Work to complete –
Copy the items starting at the very beginning and ending at the line that contains "username-text: 用户6121799869 bbox=[180, 418, 482, 459]", swapping "like-button" for "upvote-button" throughout and leaving everything else unchanged.

-- Stored data start --

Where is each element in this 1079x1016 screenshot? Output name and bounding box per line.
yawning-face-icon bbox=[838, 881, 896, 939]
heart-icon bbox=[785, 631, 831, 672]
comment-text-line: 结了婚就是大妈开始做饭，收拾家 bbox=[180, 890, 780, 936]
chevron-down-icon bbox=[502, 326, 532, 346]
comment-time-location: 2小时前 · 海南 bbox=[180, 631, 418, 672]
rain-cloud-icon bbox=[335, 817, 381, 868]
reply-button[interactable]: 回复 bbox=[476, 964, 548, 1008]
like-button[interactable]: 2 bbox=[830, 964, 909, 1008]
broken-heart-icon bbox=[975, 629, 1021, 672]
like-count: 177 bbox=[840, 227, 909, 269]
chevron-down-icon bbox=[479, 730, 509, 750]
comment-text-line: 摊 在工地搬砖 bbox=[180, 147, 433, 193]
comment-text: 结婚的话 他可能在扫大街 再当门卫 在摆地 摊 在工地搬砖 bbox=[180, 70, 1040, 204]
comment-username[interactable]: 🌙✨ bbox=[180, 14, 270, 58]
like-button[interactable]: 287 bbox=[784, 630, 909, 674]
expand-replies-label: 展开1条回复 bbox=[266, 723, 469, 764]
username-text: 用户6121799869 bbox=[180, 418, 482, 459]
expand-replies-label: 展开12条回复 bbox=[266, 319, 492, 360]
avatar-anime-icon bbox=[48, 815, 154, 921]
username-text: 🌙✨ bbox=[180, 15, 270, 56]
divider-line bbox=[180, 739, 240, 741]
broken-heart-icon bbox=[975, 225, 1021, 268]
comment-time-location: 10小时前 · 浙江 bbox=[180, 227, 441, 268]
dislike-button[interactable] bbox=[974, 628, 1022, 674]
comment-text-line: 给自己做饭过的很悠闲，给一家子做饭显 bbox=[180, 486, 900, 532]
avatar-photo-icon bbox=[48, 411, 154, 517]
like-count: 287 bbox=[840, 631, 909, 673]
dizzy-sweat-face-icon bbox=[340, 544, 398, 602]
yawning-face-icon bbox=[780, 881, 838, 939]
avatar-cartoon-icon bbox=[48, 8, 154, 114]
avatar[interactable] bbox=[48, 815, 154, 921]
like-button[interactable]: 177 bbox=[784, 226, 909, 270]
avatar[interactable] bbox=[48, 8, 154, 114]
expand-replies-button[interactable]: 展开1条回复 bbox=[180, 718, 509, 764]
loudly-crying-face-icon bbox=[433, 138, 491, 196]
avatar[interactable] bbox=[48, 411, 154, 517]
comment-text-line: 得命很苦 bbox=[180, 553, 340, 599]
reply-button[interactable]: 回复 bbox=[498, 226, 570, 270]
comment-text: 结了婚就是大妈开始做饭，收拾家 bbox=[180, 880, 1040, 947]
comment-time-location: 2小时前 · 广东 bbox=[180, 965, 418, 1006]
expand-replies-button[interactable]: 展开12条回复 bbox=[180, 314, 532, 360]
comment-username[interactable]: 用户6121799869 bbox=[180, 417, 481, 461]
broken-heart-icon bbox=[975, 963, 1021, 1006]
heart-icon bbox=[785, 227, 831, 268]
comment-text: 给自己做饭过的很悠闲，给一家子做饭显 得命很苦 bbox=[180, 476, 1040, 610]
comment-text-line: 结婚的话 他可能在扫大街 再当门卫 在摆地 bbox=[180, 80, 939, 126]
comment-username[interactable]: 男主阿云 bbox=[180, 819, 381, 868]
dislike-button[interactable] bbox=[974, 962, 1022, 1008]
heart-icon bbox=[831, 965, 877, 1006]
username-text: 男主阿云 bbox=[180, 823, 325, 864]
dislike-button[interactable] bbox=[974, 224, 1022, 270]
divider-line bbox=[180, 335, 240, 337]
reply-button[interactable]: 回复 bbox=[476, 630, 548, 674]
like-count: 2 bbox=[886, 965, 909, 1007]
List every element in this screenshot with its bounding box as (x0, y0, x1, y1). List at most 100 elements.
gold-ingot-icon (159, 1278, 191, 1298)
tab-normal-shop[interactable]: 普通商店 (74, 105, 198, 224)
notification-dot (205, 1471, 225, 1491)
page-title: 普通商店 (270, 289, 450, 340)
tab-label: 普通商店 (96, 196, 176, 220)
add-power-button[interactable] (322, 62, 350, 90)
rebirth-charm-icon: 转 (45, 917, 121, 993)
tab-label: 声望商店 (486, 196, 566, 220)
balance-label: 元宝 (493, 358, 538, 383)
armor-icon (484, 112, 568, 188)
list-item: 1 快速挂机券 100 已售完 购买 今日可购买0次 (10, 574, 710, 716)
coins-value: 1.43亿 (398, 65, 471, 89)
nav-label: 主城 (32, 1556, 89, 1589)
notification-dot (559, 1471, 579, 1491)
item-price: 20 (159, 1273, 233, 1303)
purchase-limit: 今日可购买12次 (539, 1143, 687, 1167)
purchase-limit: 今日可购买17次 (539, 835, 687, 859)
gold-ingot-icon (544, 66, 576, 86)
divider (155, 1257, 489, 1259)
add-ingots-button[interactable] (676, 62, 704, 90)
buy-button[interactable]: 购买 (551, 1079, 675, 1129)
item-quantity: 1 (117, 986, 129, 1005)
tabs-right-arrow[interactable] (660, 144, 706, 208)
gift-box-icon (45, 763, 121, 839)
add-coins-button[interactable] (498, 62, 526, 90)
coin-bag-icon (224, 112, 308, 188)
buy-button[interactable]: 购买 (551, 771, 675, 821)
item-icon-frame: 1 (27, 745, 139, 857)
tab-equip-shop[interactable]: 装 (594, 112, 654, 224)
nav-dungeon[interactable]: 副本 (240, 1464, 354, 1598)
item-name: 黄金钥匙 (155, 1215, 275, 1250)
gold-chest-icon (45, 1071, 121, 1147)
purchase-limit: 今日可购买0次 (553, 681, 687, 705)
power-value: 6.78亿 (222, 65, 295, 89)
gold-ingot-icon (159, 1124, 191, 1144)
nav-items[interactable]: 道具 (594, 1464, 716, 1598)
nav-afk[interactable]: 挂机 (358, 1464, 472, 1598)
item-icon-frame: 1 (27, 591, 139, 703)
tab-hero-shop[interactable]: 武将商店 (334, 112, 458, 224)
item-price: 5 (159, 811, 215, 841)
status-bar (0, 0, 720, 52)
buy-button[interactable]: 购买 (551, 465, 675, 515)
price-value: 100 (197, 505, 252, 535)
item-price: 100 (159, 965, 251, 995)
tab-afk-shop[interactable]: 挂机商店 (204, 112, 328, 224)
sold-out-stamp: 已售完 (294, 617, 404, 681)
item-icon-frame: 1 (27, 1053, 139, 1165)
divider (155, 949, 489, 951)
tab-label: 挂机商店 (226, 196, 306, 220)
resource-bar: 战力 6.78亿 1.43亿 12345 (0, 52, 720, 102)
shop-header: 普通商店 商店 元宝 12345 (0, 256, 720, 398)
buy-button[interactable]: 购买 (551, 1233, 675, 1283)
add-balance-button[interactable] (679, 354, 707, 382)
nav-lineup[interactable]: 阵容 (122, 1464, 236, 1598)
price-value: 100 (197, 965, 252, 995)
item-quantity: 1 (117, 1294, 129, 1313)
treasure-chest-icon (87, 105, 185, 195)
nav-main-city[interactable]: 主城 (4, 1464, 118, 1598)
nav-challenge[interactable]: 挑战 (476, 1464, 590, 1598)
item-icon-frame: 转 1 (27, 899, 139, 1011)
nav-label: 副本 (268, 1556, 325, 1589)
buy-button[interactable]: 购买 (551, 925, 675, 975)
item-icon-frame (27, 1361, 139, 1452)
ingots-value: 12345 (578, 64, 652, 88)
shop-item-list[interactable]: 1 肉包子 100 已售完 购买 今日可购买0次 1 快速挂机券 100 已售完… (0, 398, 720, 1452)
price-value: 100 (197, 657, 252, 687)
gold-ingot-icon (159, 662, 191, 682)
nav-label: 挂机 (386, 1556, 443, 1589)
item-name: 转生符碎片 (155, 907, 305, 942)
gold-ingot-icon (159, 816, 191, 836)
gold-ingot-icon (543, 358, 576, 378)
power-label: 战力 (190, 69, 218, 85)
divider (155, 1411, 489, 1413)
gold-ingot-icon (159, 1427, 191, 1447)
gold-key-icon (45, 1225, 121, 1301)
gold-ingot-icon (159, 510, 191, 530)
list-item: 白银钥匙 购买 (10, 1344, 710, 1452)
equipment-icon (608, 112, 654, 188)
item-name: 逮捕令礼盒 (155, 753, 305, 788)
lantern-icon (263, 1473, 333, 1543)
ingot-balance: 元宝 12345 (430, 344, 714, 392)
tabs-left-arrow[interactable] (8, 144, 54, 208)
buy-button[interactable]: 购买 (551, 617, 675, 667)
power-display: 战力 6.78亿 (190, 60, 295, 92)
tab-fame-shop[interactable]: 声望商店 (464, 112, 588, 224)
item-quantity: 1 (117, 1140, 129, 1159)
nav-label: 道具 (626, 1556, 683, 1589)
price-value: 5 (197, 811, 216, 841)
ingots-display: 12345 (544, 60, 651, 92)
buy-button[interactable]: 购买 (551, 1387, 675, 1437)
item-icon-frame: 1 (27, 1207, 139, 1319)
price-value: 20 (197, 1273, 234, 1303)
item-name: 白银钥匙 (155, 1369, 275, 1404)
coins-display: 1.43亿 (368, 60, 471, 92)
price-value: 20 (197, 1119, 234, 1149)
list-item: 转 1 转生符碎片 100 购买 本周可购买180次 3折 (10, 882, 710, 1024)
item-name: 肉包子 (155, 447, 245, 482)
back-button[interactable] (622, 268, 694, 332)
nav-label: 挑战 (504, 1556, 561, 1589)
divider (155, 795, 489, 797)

-- Stored data end --

Response to the task –
Where is each element in this 1079x1016 screenshot? Output name and bounding box per line.
yawning-face-icon bbox=[838, 881, 896, 939]
heart-icon bbox=[785, 631, 831, 672]
comment-text-line: 结了婚就是大妈开始做饭，收拾家 bbox=[180, 890, 780, 936]
chevron-down-icon bbox=[502, 326, 532, 346]
comment-time-location: 2小时前 · 海南 bbox=[180, 631, 418, 672]
rain-cloud-icon bbox=[335, 817, 381, 868]
reply-button[interactable]: 回复 bbox=[476, 964, 548, 1008]
upvote-button[interactable]: 2 bbox=[830, 964, 909, 1008]
broken-heart-icon bbox=[975, 629, 1021, 672]
like-count: 177 bbox=[840, 227, 909, 269]
chevron-down-icon bbox=[479, 730, 509, 750]
comment-text-line: 摊 在工地搬砖 bbox=[180, 147, 433, 193]
comment-text: 结婚的话 他可能在扫大街 再当门卫 在摆地 摊 在工地搬砖 bbox=[180, 70, 1040, 204]
comment-username[interactable]: 🌙✨ bbox=[180, 14, 270, 58]
upvote-button[interactable]: 287 bbox=[784, 630, 909, 674]
expand-replies-label: 展开1条回复 bbox=[266, 723, 469, 764]
username-text: 用户6121799869 bbox=[180, 418, 482, 459]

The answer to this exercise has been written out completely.